# Set task
The entire listing is to be repeated verbatim.

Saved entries
** start **
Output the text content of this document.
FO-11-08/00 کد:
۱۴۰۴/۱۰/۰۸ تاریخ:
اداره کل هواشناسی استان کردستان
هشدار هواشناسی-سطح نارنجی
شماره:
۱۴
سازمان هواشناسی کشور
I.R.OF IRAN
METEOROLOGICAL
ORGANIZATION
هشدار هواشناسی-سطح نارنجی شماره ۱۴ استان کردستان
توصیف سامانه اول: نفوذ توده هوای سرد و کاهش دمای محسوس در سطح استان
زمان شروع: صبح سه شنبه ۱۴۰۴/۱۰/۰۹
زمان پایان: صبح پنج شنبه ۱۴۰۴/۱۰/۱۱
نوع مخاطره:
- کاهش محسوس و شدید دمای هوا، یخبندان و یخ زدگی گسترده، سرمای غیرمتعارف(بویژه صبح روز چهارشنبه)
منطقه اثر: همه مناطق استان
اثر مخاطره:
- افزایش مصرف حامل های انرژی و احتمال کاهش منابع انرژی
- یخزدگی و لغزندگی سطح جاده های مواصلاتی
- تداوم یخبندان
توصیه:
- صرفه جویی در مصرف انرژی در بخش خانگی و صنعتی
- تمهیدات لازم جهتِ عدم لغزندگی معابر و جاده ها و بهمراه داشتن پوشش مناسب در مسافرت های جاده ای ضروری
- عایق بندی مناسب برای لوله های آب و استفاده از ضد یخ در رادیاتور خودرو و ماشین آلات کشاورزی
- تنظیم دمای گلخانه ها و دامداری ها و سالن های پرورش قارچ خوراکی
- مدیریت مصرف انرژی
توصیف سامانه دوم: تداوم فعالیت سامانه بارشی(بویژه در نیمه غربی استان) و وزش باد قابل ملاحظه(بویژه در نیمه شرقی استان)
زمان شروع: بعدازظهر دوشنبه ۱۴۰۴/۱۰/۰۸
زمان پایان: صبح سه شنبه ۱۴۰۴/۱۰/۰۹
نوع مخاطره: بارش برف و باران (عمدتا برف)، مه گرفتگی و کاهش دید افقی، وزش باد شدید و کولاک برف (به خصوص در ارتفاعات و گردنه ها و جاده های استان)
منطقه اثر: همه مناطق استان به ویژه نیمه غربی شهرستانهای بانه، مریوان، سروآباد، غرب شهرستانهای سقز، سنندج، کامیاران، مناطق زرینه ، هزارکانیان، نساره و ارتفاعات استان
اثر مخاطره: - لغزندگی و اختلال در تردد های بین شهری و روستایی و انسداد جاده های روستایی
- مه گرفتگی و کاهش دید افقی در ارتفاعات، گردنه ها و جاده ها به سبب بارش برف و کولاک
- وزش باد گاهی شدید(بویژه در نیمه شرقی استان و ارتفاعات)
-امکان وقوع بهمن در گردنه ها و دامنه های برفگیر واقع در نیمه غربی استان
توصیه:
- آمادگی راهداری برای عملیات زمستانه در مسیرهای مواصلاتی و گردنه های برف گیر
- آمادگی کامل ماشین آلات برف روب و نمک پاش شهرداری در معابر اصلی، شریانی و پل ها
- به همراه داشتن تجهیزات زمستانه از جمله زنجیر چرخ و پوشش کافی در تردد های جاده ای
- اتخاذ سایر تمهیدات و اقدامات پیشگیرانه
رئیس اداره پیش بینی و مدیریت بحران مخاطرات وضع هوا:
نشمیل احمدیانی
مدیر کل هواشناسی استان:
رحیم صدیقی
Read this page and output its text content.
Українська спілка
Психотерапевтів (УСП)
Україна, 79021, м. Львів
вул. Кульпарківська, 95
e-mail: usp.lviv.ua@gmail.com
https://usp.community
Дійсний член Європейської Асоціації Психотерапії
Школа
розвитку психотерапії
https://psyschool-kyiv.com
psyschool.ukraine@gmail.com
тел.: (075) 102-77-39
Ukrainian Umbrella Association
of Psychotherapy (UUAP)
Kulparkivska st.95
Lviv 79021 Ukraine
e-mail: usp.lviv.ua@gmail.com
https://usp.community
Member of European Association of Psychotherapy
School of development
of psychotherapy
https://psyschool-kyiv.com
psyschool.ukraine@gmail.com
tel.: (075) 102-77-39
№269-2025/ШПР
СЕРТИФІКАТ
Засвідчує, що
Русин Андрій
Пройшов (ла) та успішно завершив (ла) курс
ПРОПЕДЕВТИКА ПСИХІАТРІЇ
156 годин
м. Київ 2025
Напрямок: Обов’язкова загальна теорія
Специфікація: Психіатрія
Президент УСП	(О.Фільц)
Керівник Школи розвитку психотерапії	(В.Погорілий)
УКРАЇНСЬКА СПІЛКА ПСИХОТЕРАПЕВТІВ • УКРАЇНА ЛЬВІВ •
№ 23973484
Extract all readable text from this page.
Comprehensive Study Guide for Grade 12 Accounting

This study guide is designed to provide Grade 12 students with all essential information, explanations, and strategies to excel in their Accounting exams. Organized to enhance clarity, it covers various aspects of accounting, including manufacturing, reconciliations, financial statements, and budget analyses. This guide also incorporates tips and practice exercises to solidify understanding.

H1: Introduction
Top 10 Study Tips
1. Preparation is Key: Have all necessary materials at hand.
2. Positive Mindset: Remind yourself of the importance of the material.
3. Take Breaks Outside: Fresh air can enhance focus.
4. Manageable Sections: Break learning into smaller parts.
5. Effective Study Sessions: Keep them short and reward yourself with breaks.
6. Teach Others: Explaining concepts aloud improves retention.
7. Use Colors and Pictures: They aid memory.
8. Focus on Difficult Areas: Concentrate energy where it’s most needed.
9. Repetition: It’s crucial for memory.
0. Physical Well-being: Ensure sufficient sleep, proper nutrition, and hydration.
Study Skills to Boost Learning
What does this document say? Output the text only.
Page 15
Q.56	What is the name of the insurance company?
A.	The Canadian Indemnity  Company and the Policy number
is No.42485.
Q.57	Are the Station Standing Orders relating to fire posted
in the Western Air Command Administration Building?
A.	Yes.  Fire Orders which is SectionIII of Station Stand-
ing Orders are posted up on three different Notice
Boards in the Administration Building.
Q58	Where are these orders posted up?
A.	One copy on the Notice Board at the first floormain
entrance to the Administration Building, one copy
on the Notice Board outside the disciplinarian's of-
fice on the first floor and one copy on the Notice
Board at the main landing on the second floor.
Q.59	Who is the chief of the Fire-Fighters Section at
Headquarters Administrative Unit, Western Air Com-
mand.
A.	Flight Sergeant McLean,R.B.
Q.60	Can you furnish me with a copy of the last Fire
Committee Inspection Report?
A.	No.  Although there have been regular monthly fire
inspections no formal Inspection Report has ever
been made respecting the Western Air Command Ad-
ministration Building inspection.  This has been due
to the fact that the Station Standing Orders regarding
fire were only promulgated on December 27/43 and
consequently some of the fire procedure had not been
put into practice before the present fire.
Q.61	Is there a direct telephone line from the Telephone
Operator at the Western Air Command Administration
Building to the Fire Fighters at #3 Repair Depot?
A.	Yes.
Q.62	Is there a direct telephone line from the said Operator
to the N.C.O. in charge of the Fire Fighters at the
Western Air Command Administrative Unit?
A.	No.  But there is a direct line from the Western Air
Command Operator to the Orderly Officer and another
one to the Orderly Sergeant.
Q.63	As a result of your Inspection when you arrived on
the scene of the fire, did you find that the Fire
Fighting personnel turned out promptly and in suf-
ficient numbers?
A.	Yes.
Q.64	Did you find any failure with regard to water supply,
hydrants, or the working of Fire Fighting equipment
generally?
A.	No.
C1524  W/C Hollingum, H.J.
** end **
# Correct answer
Output the text content of this document.
FO-11-08/00 کد:
۱۴۰۴/۱۰/۰۸ تاریخ:
اداره کل هواشناسی استان کردستان
هشدار هواشناسی-سطح نارنجی
شماره:
۱۴
سازمان هواشناسی کشور
I.R.OF IRAN
METEOROLOGICAL
ORGANIZATION
هشدار هواشناسی-سطح نارنجی شماره ۱۴ استان کردستان
توصیف سامانه اول: نفوذ توده هوای سرد و کاهش دمای محسوس در سطح استان
زمان شروع: صبح سه شنبه ۱۴۰۴/۱۰/۰۹
زمان پایان: صبح پنج شنبه ۱۴۰۴/۱۰/۱۱
نوع مخاطره:
- کاهش محسوس و شدید دمای هوا، یخبندان و یخ زدگی گسترده، سرمای غیرمتعارف(بویژه صبح روز چهارشنبه)
منطقه اثر: همه مناطق استان
اثر مخاطره:
- افزایش مصرف حامل های انرژی و احتمال کاهش منابع انرژی
- یخزدگی و لغزندگی سطح جاده های مواصلاتی
- تداوم یخبندان
توصیه:
- صرفه جویی در مصرف انرژی در بخش خانگی و صنعتی
- تمهیدات لازم جهتِ عدم لغزندگی معابر و جاده ها و بهمراه داشتن پوشش مناسب در مسافرت های جاده ای ضروری
- عایق بندی مناسب برای لوله های آب و استفاده از ضد یخ در رادیاتور خودرو و ماشین آلات کشاورزی
- تنظیم دمای گلخانه ها و دامداری ها و سالن های پرورش قارچ خوراکی
- مدیریت مصرف انرژی
توصیف سامانه دوم: تداوم فعالیت سامانه بارشی(بویژه در نیمه غربی استان) و وزش باد قابل ملاحظه(بویژه در نیمه شرقی استان)
زمان شروع: بعدازظهر دوشنبه ۱۴۰۴/۱۰/۰۸
زمان پایان: صبح سه شنبه ۱۴۰۴/۱۰/۰۹
نوع مخاطره: بارش برف و باران (عمدتا برف)، مه گرفتگی و کاهش دید افقی، وزش باد شدید و کولاک برف (به خصوص در ارتفاعات و گردنه ها و جاده های استان)
منطقه اثر: همه مناطق استان به ویژه نیمه غربی شهرستانهای بانه، مریوان، سروآباد، غرب شهرستانهای سقز، سنندج، کامیاران، مناطق زرینه ، هزارکانیان، نساره و ارتفاعات استان
اثر مخاطره: - لغزندگی و اختلال در تردد های بین شهری و روستایی و انسداد جاده های روستایی
- مه گرفتگی و کاهش دید افقی در ارتفاعات، گردنه ها و جاده ها به سبب بارش برف و کولاک
- وزش باد گاهی شدید(بویژه در نیمه شرقی استان و ارتفاعات)
-امکان وقوع بهمن در گردنه ها و دامنه های برفگیر واقع در نیمه غربی استان
توصیه:
- آمادگی راهداری برای عملیات زمستانه در مسیرهای مواصلاتی و گردنه های برف گیر
- آمادگی کامل ماشین آلات برف روب و نمک پاش شهرداری در معابر اصلی، شریانی و پل ها
- به همراه داشتن تجهیزات زمستانه از جمله زنجیر چرخ و پوشش کافی در تردد های جاده ای
- اتخاذ سایر تمهیدات و اقدامات پیشگیرانه
رئیس اداره پیش بینی و مدیریت بحران مخاطرات وضع هوا:
نشمیل احمدیانی
مدیر کل هواشناسی استان:
رحیم صدیقی
Read this page and output its text content.
Українська спілка
Психотерапевтів (УСП)
Україна, 79021, м. Львів
вул. Кульпарківська, 95
e-mail: usp.lviv.ua@gmail.com
https://usp.community
Дійсний член Європейської Асоціації Психотерапії
Школа
розвитку психотерапії
https://psyschool-kyiv.com
psyschool.ukraine@gmail.com
тел.: (075) 102-77-39
Ukrainian Umbrella Association
of Psychotherapy (UUAP)
Kulparkivska st.95
Lviv 79021 Ukraine
e-mail: usp.lviv.ua@gmail.com
https://usp.community
Member of European Association of Psychotherapy
School of development
of psychotherapy
https://psyschool-kyiv.com
psyschool.ukraine@gmail.com
tel.: (075) 102-77-39
№269-2025/ШПР
СЕРТИФІКАТ
Засвідчує, що
Русин Андрій
Пройшов (ла) та успішно завершив (ла) курс
ПРОПЕДЕВТИКА ПСИХІАТРІЇ
156 годин
м. Київ 2025
Напрямок: Обов’язкова загальна теорія
Специфікація: Психіатрія
Президент УСП	(О.Фільц)
Керівник Школи розвитку психотерапії	(В.Погорілий)
УКРАЇНСЬКА СПІЛКА ПСИХОТЕРАПЕВТІВ • УКРАЇНА ЛЬВІВ •
№ 23973484
Extract all readable text from this page.
Comprehensive Study Guide for Grade 12 Accounting

This study guide is designed to provide Grade 12 students with all essential information, explanations, and strategies to excel in their Accounting exams. Organized to enhance clarity, it covers various aspects of accounting, including manufacturing, reconciliations, financial statements, and budget analyses. This guide also incorporates tips and practice exercises to solidify understanding.

H1: Introduction
Top 10 Study Tips
1. Preparation is Key: Have all necessary materials at hand.
2. Positive Mindset: Remind yourself of the importance of the material.
3. Take Breaks Outside: Fresh air can enhance focus.
4. Manageable Sections: Break learning into smaller parts.
5. Effective Study Sessions: Keep them short and reward yourself with breaks.
6. Teach Others: Explaining concepts aloud improves retention.
7. Use Colors and Pictures: They aid memory.
8. Focus on Difficult Areas: Concentrate energy where it’s most needed.
9. Repetition: It’s crucial for memory.
0. Physical Well-being: Ensure sufficient sleep, proper nutrition, and hydration.
Study Skills to Boost Learning
What does this document say? Output the text only.
Page 15
Q.56	What is the name of the insurance company?
A.	The Canadian Indemnity  Company and the Policy number
is No.42485.
Q.57	Are the Station Standing Orders relating to fire posted
in the Western Air Command Administration Building?
A.	Yes.  Fire Orders which is SectionIII of Station Stand-
ing Orders are posted up on three different Notice
Boards in the Administration Building.
Q58	Where are these orders posted up?
A.	One copy on the Notice Board at the first floormain
entrance to the Administration Building, one copy
on the Notice Board outside the disciplinarian's of-
fice on the first floor and one copy on the Notice
Board at the main landing on the second floor.
Q.59	Who is the chief of the Fire-Fighters Section at
Headquarters Administrative Unit, Western Air Com-
mand.
A.	Flight Sergeant McLean,R.B.
Q.60	Can you furnish me with a copy of the last Fire
Committee Inspection Report?
A.	No.  Although there have been regular monthly fire
inspections no formal Inspection Report has ever
been made respecting the Western Air Command Ad-
ministration Building inspection.  This has been due
to the fact that the Station Standing Orders regarding
fire were only promulgated on December 27/43 and
consequently some of the fire procedure had not been
put into practice before the present fire.
Q.61	Is there a direct telephone line from the Telephone
Operator at the Western Air Command Administration
Building to the Fire Fighters at #3 Repair Depot?
A.	Yes.
Q.62	Is there a direct telephone line from the said Operator
to the N.C.O. in charge of the Fire Fighters at the
Western Air Command Administrative Unit?
A.	No.  But there is a direct line from the Western Air
Command Operator to the Orderly Officer and another
one to the Orderly Sergeant.
Q.63	As a result of your Inspection when you arrived on
the scene of the fire, did you find that the Fire
Fighting personnel turned out promptly and in suf-
ficient numbers?
A.	Yes.
Q.64	Did you find any failure with regard to water supply,
hydrants, or the working of Fire Fighting equipment
generally?
A.	No.
C1524  W/C Hollingum, H.J.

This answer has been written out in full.